_Exercise description:_
Convert every line of the records below into a Markdown table with the columns Row and Entry, numbering the rows and skipping blank lines. Leave the pictures out of the table.

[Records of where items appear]
:::::

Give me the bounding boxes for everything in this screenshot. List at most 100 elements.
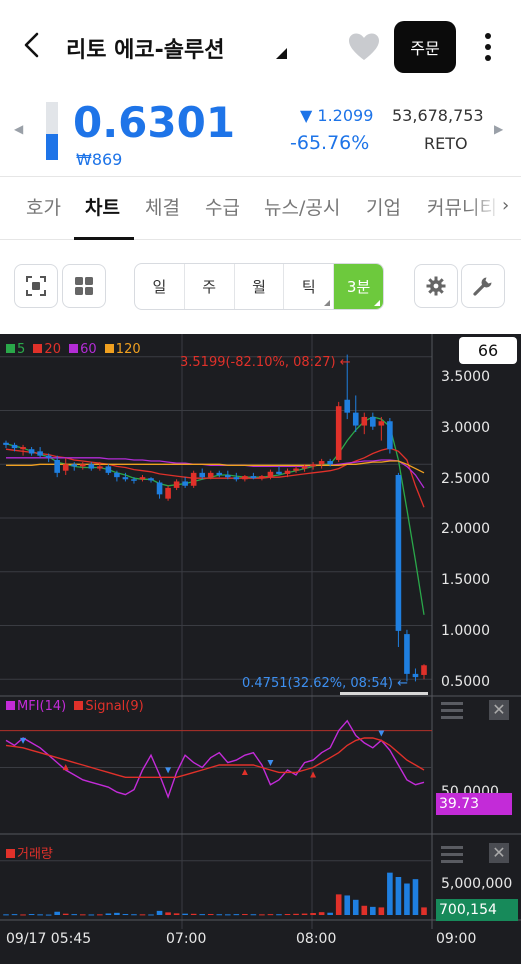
candle-body: [301, 466, 308, 469]
candle-body: [156, 482, 163, 495]
mfi-panel-menu-icon[interactable]: [441, 701, 463, 719]
candle-body: [3, 442, 9, 445]
candle-body: [224, 475, 231, 478]
ma-20-line: [5, 447, 425, 508]
sell-signal-marker: [165, 767, 172, 774]
volume-bar: [79, 914, 86, 916]
sell-signal-marker: [267, 759, 274, 766]
volume-bar: [327, 912, 333, 915]
tabs-scroll-chevron-icon[interactable]: ›: [502, 195, 509, 216]
volume-bar: [156, 910, 163, 915]
candle-count-box[interactable]: 66: [459, 337, 517, 364]
volume-bar: [412, 879, 419, 915]
period-3min-label: 3분: [346, 278, 371, 296]
volume-panel-menu-icon[interactable]: [441, 845, 463, 863]
period-3min[interactable]: 3분: [334, 264, 383, 309]
next-stock-arrow-icon[interactable]: ▶: [494, 122, 503, 136]
tab-chart[interactable]: 차트: [85, 193, 120, 220]
price-tick-label: 1.5000: [441, 572, 490, 588]
volume-bar: [148, 914, 154, 916]
change-rate: -65.76%: [290, 132, 370, 154]
tab-supply[interactable]: 수급: [205, 193, 240, 220]
settings-button[interactable]: [414, 264, 458, 308]
quote-panel: ◀ 0.6301 ₩869 ▼ 1.2099 -65.76% 53,678,75…: [0, 92, 521, 176]
price-gauge-fill: [46, 133, 58, 160]
price-tick-label: 3.5000: [441, 369, 490, 385]
high-price-text: 3.5199(-82.10%, 08:27): [180, 355, 336, 370]
candle-body: [242, 476, 248, 480]
tab-orderbook[interactable]: 호가: [26, 193, 61, 220]
candle-body: [361, 416, 368, 426]
period-selector: 일 주 월 틱 3분: [134, 263, 384, 310]
buy-signal-marker: [241, 769, 248, 776]
ma-120-line: [6, 460, 425, 474]
volume-panel-close-icon[interactable]: ✕: [489, 843, 509, 863]
ma-60-legend: 60: [69, 342, 97, 357]
volume-bar: [276, 914, 282, 916]
candle-body: [54, 459, 60, 473]
candle-body: [344, 399, 351, 413]
candle-body: [114, 472, 120, 478]
candle-body: [284, 470, 291, 474]
tools-button[interactable]: [461, 264, 505, 308]
sell-signal-marker: [20, 737, 27, 744]
candle-body: [387, 421, 393, 450]
candle-body: [139, 477, 146, 480]
volume-bar: [105, 913, 112, 915]
stock-chart[interactable]: 5 20 60 120 66 3.5000 3.0000 2.5000 2.00…: [0, 334, 521, 964]
period-tick-corner-icon: [324, 300, 331, 306]
volume-bar: [71, 914, 78, 916]
tab-news[interactable]: 뉴스/공시: [264, 193, 340, 220]
back-icon[interactable]: [18, 30, 46, 60]
volume-bar: [250, 914, 257, 916]
candle-body: [421, 665, 427, 675]
volume-label: 거래량: [17, 847, 53, 862]
candle-body: [207, 472, 214, 478]
period-tick[interactable]: 틱: [284, 264, 335, 309]
volume-bar: [207, 914, 214, 916]
mfi-label: MFI(14): [17, 699, 67, 714]
ma-5-line: [5, 416, 425, 615]
wrench-icon: [473, 277, 492, 296]
fullscreen-button[interactable]: [14, 264, 58, 308]
period-week-label: 주: [202, 278, 217, 296]
ticker-symbol: RETO: [424, 134, 468, 153]
stock-title[interactable]: 리토 에코-솔루션: [66, 32, 224, 64]
prev-stock-arrow-icon[interactable]: ◀: [14, 122, 23, 136]
tab-company[interactable]: 기업: [366, 193, 401, 220]
volume-bar: [190, 913, 197, 915]
candle-body: [182, 481, 188, 486]
volume-bar: [88, 914, 95, 916]
order-button[interactable]: 주문: [394, 21, 456, 73]
volume-value-tag: 700,154: [436, 899, 518, 921]
candle-body: [378, 421, 385, 426]
price-tick-label: 3.0000: [441, 420, 490, 436]
volume-tick-label: 5,000,000: [441, 876, 513, 892]
title-dropdown-icon[interactable]: [276, 48, 287, 59]
mfi-panel-close-icon[interactable]: ✕: [489, 700, 509, 720]
volume-bar: [335, 894, 342, 915]
tabs-fade: [470, 177, 521, 239]
period-3min-corner-icon: [373, 300, 380, 306]
candle-body: [216, 472, 223, 475]
candle-body: [404, 634, 410, 674]
mfi-line: [5, 719, 425, 800]
section-tabs: 호가 차트 체결 수급 뉴스/공시 기업 커뮤니티 ›: [0, 176, 521, 240]
volume-bar: [131, 914, 137, 916]
candle-body: [122, 477, 129, 480]
current-price: 0.6301: [73, 98, 236, 147]
tab-trades[interactable]: 체결: [145, 193, 180, 220]
period-week[interactable]: 주: [185, 264, 235, 309]
time-axis-label: 09/17 05:45: [6, 931, 92, 947]
candle-body: [395, 475, 402, 631]
candle-body: [20, 447, 26, 450]
candle-body: [79, 464, 86, 467]
period-day[interactable]: 일: [135, 264, 185, 309]
period-month[interactable]: 월: [235, 264, 285, 309]
layout-button[interactable]: [62, 264, 106, 308]
price-tick-label: 0.5000: [441, 674, 490, 690]
volume-bar: [37, 914, 43, 916]
more-menu-icon[interactable]: [478, 30, 498, 64]
favorite-heart-icon[interactable]: [348, 32, 380, 62]
candle-body: [62, 464, 69, 471]
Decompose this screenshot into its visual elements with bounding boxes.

:::::

_Written response:_
| Row | Entry |
|---|---|
| 1 | Give me the bounding boxes for everything in this screenshot. List at most 100 elements. |
| 2 | candle-body: [301, 466, 308, 469] |
| 3 | candle-body: [156, 482, 163, 495] |
| 4 | mfi-panel-menu-icon[interactable]: [441, 701, 463, 719] |
| 5 | candle-body: [3, 442, 9, 445] |
| 6 | candle-body: [224, 475, 231, 478] |
| 7 | ma-20-line: [5, 447, 425, 508] |
| 8 | sell-signal-marker: [165, 767, 172, 774] |
| 9 | volume-bar: [79, 914, 86, 916] |
| 10 | sell-signal-marker: [267, 759, 274, 766] |
| 11 | volume-bar: [327, 912, 333, 915] |
| 12 | tabs-scroll-chevron-icon[interactable]: ›: [502, 195, 509, 216] |
| 13 | volume-bar: [156, 910, 163, 915] |
| 14 | candle-count-box[interactable]: 66: [459, 337, 517, 364] |
| 15 | volume-bar: [412, 879, 419, 915] |
| 16 | period-3min-label: 3분: [346, 278, 371, 296] |
| 17 | volume-panel-menu-icon[interactable]: [441, 845, 463, 863] |
| 18 | period-3min[interactable]: 3분: [334, 264, 383, 309] |
| 19 | next-stock-arrow-icon[interactable]: ▶: [494, 122, 503, 136] |
| 20 | tab-chart[interactable]: 차트: [85, 193, 120, 220] |
| 21 | price-tick-label: 1.5000: [441, 572, 490, 588] |
| 22 | volume-bar: [148, 914, 154, 916] |
| 23 | change-rate: -65.76%: [290, 132, 370, 154] |
| 24 | tab-supply[interactable]: 수급: [205, 193, 240, 220] |
| 25 | settings-button[interactable]: [414, 264, 458, 308] |
| 26 | quote-panel: ◀ 0.6301 ₩869 ▼ 1.2099 -65.76% 53,678,75…: [0, 92, 521, 176] |
| 27 | price-gauge-fill: [46, 133, 58, 160] |
| 28 | price-tick-label: 3.5000: [441, 369, 490, 385] |
| 29 | high-price-text: 3.5199(-82.10%, 08:27): [180, 355, 336, 370] |
| 30 | candle-body: [242, 476, 248, 480] |
| 31 | tab-orderbook[interactable]: 호가: [26, 193, 61, 220] |
| 32 | candle-body: [361, 416, 368, 426] |
| 33 | period-selector: 일 주 월 틱 3분: [134, 263, 384, 310] |
| 34 | buy-signal-marker: [241, 769, 248, 776] |
| 35 | ma-120-line: [6, 460, 425, 474] |
| 36 | volume-panel-close-icon[interactable]: ✕: [489, 843, 509, 863] |
| 37 | ma-60-legend: 60: [69, 342, 97, 357] |
| 38 | volume-bar: [276, 914, 282, 916] |
| 39 | candle-body: [54, 459, 60, 473] |
| 40 | candle-body: [344, 399, 351, 413] |
| 41 | candle-body: [114, 472, 120, 478] |
| 42 | candle-body: [284, 470, 291, 474] |
| 43 | tools-button[interactable]: [461, 264, 505, 308] |
| 44 | sell-signal-marker: [20, 737, 27, 744] |
| 45 | candle-body: [387, 421, 393, 450] |
| 46 | candle-body: [139, 477, 146, 480] |
| 47 | volume-bar: [105, 913, 112, 915] |
| 48 | stock-chart[interactable]: 5 20 60 120 66 3.5000 3.0000 2.5000 2.00…: [0, 334, 521, 964] |
| 49 | period-tick-corner-icon: [324, 300, 331, 306] |
| 50 | volume-bar: [71, 914, 78, 916] |
| 51 | tab-news[interactable]: 뉴스/공시: [264, 193, 340, 220] |
| 52 | back-icon[interactable]: [18, 30, 46, 60] |
| 53 | volume-bar: [250, 914, 257, 916] |
| 54 | candle-body: [421, 665, 427, 675] |
| 55 | volume-label: 거래량: [17, 847, 53, 862] |
| 56 | candle-body: [207, 472, 214, 478] |
| 57 | period-tick[interactable]: 틱: [284, 264, 335, 309] |
| 58 | volume-bar: [207, 914, 214, 916] |
| 59 | mfi-label: MFI(14): [17, 699, 67, 714] |
| 60 | ma-5-line: [5, 416, 425, 615] |
| 61 | wrench-icon: [473, 277, 492, 296] |
| 62 | fullscreen-button[interactable]: [14, 264, 58, 308] |
| 63 | period-week-label: 주: [202, 278, 217, 296] |
| 64 | ticker-symbol: RETO: [424, 134, 468, 153] |
| 65 | stock-title[interactable]: 리토 에코-솔루션: [66, 32, 224, 64] |
| 66 | prev-stock-arrow-icon[interactable]: ◀: [14, 122, 23, 136] |
| 67 | tab-company[interactable]: 기업: [366, 193, 401, 220] |
| 68 | volume-bar: [190, 913, 197, 915] |
| 69 | candle-body: [182, 481, 188, 486] |
| 70 | volume-bar: [88, 914, 95, 916] |
| 71 | order-button[interactable]: 주문: [394, 21, 456, 73] |
| 72 | volume-value-tag: 700,154: [436, 899, 518, 921] |
| 73 | candle-body: [378, 421, 385, 426] |
| 74 | price-tick-label: 3.0000: [441, 420, 490, 436] |
| 75 | volume-tick-label: 5,000,000: [441, 876, 513, 892] |
| 76 | title-dropdown-icon[interactable]: [276, 48, 287, 59] |
| 77 | mfi-panel-close-icon[interactable]: ✕: [489, 700, 509, 720] |
| 78 | volume-bar: [335, 894, 342, 915] |
| 79 | tabs-fade: [470, 177, 521, 239] |
| 80 | period-3min-corner-icon: [373, 300, 380, 306] |
| 81 | candle-body: [216, 472, 223, 475] |
| 82 | candle-body: [404, 634, 410, 674] |
| 83 | mfi-line: [5, 719, 425, 800] |
| 84 | section-tabs: 호가 차트 체결 수급 뉴스/공시 기업 커뮤니티 ›: [0, 176, 521, 240] |
| 85 | volume-bar: [131, 914, 137, 916] |
| 86 | candle-body: [122, 477, 129, 480] |
| 87 | current-price: 0.6301: [73, 98, 236, 147] |
| 88 | tab-trades[interactable]: 체결: [145, 193, 180, 220] |
| 89 | period-week[interactable]: 주: [185, 264, 235, 309] |
| 90 | time-axis-label: 09/17 05:45: [6, 931, 92, 947] |
| 91 | candle-body: [395, 475, 402, 631] |
| 92 | candle-body: [20, 447, 26, 450] |
| 93 | candle-body: [79, 464, 86, 467] |
| 94 | period-day[interactable]: 일: [135, 264, 185, 309] |
| 95 | period-month[interactable]: 월: [235, 264, 285, 309] |
| 96 | layout-button[interactable]: [62, 264, 106, 308] |
| 97 | price-tick-label: 0.5000: [441, 674, 490, 690] |
| 98 | volume-bar: [37, 914, 43, 916] |
| 99 | more-menu-icon[interactable]: [478, 30, 498, 64] |
| 100 | favorite-heart-icon[interactable]: [348, 32, 380, 62] |
| 101 | candle-body: [62, 464, 69, 471] |
| 102 | Decompose this screenshot into its visual elements with bounding boxes. |